What is required: Write each line out exactly, leaving none out.

### Material for this exercise

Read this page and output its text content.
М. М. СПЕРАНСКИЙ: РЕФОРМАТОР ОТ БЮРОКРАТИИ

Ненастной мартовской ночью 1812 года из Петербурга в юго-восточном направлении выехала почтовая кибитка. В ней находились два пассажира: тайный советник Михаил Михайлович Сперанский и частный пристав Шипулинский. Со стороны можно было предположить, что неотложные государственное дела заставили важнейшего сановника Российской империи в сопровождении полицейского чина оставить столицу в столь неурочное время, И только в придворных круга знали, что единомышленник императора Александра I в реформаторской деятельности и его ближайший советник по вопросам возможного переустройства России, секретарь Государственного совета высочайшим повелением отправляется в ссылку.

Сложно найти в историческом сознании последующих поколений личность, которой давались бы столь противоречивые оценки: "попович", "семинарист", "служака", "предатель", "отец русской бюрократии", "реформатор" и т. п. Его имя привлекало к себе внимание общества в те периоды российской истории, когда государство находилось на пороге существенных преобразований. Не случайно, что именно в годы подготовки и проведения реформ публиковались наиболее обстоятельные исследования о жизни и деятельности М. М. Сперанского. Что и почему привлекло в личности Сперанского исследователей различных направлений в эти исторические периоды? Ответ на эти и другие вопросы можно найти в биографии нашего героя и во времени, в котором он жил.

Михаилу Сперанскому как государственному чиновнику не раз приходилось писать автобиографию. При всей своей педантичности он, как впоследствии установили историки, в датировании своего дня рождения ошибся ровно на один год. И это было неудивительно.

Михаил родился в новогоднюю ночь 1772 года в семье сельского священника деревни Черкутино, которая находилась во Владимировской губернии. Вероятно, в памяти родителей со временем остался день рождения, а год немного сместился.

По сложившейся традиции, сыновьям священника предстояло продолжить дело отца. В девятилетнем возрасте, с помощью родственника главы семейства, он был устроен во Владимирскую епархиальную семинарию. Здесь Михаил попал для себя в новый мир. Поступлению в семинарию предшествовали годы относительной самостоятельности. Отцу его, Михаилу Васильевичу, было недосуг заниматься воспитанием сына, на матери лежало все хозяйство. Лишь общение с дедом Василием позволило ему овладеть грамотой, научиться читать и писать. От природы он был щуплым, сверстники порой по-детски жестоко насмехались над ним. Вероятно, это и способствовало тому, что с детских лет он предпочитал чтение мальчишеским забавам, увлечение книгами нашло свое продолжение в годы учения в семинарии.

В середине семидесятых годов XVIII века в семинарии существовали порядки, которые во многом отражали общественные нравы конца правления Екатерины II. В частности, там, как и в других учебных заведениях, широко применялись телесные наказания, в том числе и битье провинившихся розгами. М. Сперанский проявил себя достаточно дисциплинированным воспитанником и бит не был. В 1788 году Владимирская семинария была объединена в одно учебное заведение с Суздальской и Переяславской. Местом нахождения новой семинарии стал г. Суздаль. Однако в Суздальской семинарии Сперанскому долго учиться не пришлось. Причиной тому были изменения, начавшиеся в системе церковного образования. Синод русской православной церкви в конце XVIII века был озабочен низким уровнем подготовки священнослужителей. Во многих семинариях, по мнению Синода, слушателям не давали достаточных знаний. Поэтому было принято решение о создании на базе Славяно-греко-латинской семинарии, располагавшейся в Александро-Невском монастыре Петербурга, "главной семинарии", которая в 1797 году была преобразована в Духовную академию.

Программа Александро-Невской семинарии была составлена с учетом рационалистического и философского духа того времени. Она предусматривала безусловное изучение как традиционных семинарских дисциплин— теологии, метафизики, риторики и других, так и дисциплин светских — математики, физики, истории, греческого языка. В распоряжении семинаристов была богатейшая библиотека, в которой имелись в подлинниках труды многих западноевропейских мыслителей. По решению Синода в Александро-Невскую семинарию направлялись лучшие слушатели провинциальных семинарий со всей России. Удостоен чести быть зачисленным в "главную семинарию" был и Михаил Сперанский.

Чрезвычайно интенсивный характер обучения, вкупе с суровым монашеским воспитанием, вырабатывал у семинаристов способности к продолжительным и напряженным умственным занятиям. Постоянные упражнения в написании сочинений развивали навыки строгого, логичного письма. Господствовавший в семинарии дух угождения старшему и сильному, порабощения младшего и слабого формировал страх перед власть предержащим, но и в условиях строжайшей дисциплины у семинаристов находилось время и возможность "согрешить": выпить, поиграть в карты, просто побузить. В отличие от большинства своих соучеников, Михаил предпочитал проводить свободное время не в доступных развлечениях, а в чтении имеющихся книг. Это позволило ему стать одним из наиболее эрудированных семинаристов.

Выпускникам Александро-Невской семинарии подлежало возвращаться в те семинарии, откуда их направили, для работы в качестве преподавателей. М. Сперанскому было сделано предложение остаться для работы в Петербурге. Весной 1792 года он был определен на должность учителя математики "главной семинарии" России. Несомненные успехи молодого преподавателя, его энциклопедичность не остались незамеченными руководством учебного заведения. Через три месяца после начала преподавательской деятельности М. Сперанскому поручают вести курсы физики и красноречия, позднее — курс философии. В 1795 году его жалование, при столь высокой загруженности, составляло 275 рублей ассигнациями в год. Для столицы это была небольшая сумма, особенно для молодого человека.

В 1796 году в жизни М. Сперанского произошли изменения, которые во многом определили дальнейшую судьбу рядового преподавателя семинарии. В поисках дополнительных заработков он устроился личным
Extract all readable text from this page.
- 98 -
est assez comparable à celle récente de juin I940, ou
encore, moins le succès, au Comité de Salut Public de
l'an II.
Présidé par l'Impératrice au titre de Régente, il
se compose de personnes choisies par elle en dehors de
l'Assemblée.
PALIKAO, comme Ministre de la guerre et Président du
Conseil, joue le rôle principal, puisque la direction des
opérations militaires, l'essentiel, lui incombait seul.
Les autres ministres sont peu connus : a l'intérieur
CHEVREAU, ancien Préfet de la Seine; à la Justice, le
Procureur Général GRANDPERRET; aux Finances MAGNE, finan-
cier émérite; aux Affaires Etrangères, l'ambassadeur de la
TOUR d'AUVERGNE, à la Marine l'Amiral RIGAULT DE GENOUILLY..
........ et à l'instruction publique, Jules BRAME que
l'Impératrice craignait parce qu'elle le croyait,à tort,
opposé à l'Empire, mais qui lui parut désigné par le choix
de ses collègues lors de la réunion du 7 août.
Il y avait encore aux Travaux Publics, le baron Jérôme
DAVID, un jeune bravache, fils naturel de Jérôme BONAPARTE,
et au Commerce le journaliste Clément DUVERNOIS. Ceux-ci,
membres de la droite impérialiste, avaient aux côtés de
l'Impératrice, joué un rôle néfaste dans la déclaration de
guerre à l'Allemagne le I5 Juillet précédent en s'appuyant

######

Expected output:
Read this page and output its text content.
М. М. СПЕРАНСКИЙ: РЕФОРМАТОР ОТ БЮРОКРАТИИ

Ненастной мартовской ночью 1812 года из Петербурга в юго-восточном направлении выехала почтовая кибитка. В ней находились два пассажира: тайный советник Михаил Михайлович Сперанский и частный пристав Шипулинский. Со стороны можно было предположить, что неотложные государственное дела заставили важнейшего сановника Российской империи в сопровождении полицейского чина оставить столицу в столь неурочное время, И только в придворных круга знали, что единомышленник императора Александра I в реформаторской деятельности и его ближайший советник по вопросам возможного переустройства России, секретарь Государственного совета высочайшим повелением отправляется в ссылку.

Сложно найти в историческом сознании последующих поколений личность, которой давались бы столь противоречивые оценки: "попович", "семинарист", "служака", "предатель", "отец русской бюрократии", "реформатор" и т. п. Его имя привлекало к себе внимание общества в те периоды российской истории, когда государство находилось на пороге существенных преобразований. Не случайно, что именно в годы подготовки и проведения реформ публиковались наиболее обстоятельные исследования о жизни и деятельности М. М. Сперанского. Что и почему привлекло в личности Сперанского исследователей различных направлений в эти исторические периоды? Ответ на эти и другие вопросы можно найти в биографии нашего героя и во времени, в котором он жил.

Михаилу Сперанскому как государственному чиновнику не раз приходилось писать автобиографию. При всей своей педантичности он, как впоследствии установили историки, в датировании своего дня рождения ошибся ровно на один год. И это было неудивительно.

Михаил родился в новогоднюю ночь 1772 года в семье сельского священника деревни Черкутино, которая находилась во Владимировской губернии. Вероятно, в памяти родителей со временем остался день рождения, а год немного сместился.

По сложившейся традиции, сыновьям священника предстояло продолжить дело отца. В девятилетнем возрасте, с помощью родственника главы семейства, он был устроен во Владимирскую епархиальную семинарию. Здесь Михаил попал для себя в новый мир. Поступлению в семинарию предшествовали годы относительной самостоятельности. Отцу его, Михаилу Васильевичу, было недосуг заниматься воспитанием сына, на матери лежало все хозяйство. Лишь общение с дедом Василием позволило ему овладеть грамотой, научиться читать и писать. От природы он был щуплым, сверстники порой по-детски жестоко насмехались над ним. Вероятно, это и способствовало тому, что с детских лет он предпочитал чтение мальчишеским забавам, увлечение книгами нашло свое продолжение в годы учения в семинарии.

В середине семидесятых годов XVIII века в семинарии существовали порядки, которые во многом отражали общественные нравы конца правления Екатерины II. В частности, там, как и в других учебных заведениях, широко применялись телесные наказания, в том числе и битье провинившихся розгами. М. Сперанский проявил себя достаточно дисциплинированным воспитанником и бит не был. В 1788 году Владимирская семинария была объединена в одно учебное заведение с Суздальской и Переяславской. Местом нахождения новой семинарии стал г. Суздаль. Однако в Суздальской семинарии Сперанскому долго учиться не пришлось. Причиной тому были изменения, начавшиеся в системе церковного образования. Синод русской православной церкви в конце XVIII века был озабочен низким уровнем подготовки священнослужителей. Во многих семинариях, по мнению Синода, слушателям не давали достаточных знаний. Поэтому было принято решение о создании на базе Славяно-греко-латинской семинарии, располагавшейся в Александро-Невском монастыре Петербурга, "главной семинарии", которая в 1797 году была преобразована в Духовную академию.

Программа Александро-Невской семинарии была составлена с учетом рационалистического и философского духа того времени. Она предусматривала безусловное изучение как традиционных семинарских дисциплин— теологии, метафизики, риторики и других, так и дисциплин светских — математики, физики, истории, греческого языка. В распоряжении семинаристов была богатейшая библиотека, в которой имелись в подлинниках труды многих западноевропейских мыслителей. По решению Синода в Александро-Невскую семинарию направлялись лучшие слушатели провинциальных семинарий со всей России. Удостоен чести быть зачисленным в "главную семинарию" был и Михаил Сперанский.

Чрезвычайно интенсивный характер обучения, вкупе с суровым монашеским воспитанием, вырабатывал у семинаристов способности к продолжительным и напряженным умственным занятиям. Постоянные упражнения в написании сочинений развивали навыки строгого, логичного письма. Господствовавший в семинарии дух угождения старшему и сильному, порабощения младшего и слабого формировал страх перед власть предержащим, но и в условиях строжайшей дисциплины у семинаристов находилось время и возможность "согрешить": выпить, поиграть в карты, просто побузить. В отличие от большинства своих соучеников, Михаил предпочитал проводить свободное время не в доступных развлечениях, а в чтении имеющихся книг. Это позволило ему стать одним из наиболее эрудированных семинаристов.

Выпускникам Александро-Невской семинарии подлежало возвращаться в те семинарии, откуда их направили, для работы в качестве преподавателей. М. Сперанскому было сделано предложение остаться для работы в Петербурге. Весной 1792 года он был определен на должность учителя математики "главной семинарии" России. Несомненные успехи молодого преподавателя, его энциклопедичность не остались незамеченными руководством учебного заведения. Через три месяца после начала преподавательской деятельности М. Сперанскому поручают вести курсы физики и красноречия, позднее — курс философии. В 1795 году его жалование, при столь высокой загруженности, составляло 275 рублей ассигнациями в год. Для столицы это была небольшая сумма, особенно для молодого человека.

В 1796 году в жизни М. Сперанского произошли изменения, которые во многом определили дальнейшую судьбу рядового преподавателя семинарии. В поисках дополнительных заработков он устроился личным
Extract all readable text from this page.
- 98 -
est assez comparable à celle récente de juin I940, ou
encore, moins le succès, au Comité de Salut Public de
l'an II.
Présidé par l'Impératrice au titre de Régente, il
se compose de personnes choisies par elle en dehors de
l'Assemblée.
PALIKAO, comme Ministre de la guerre et Président du
Conseil, joue le rôle principal, puisque la direction des
opérations militaires, l'essentiel, lui incombait seul.
Les autres ministres sont peu connus : a l'intérieur
CHEVREAU, ancien Préfet de la Seine; à la Justice, le
Procureur Général GRANDPERRET; aux Finances MAGNE, finan-
cier émérite; aux Affaires Etrangères, l'ambassadeur de la
TOUR d'AUVERGNE, à la Marine l'Amiral RIGAULT DE GENOUILLY..
........ et à l'instruction publique, Jules BRAME que
l'Impératrice craignait parce qu'elle le croyait,à tort,
opposé à l'Empire, mais qui lui parut désigné par le choix
de ses collègues lors de la réunion du 7 août.
Il y avait encore aux Travaux Publics, le baron Jérôme
DAVID, un jeune bravache, fils naturel de Jérôme BONAPARTE,
et au Commerce le journaliste Clément DUVERNOIS. Ceux-ci,
membres de la droite impérialiste, avaient aux côtés de
l'Impératrice, joué un rôle néfaste dans la déclaration de
guerre à l'Allemagne le I5 Juillet précédent en s'appuyant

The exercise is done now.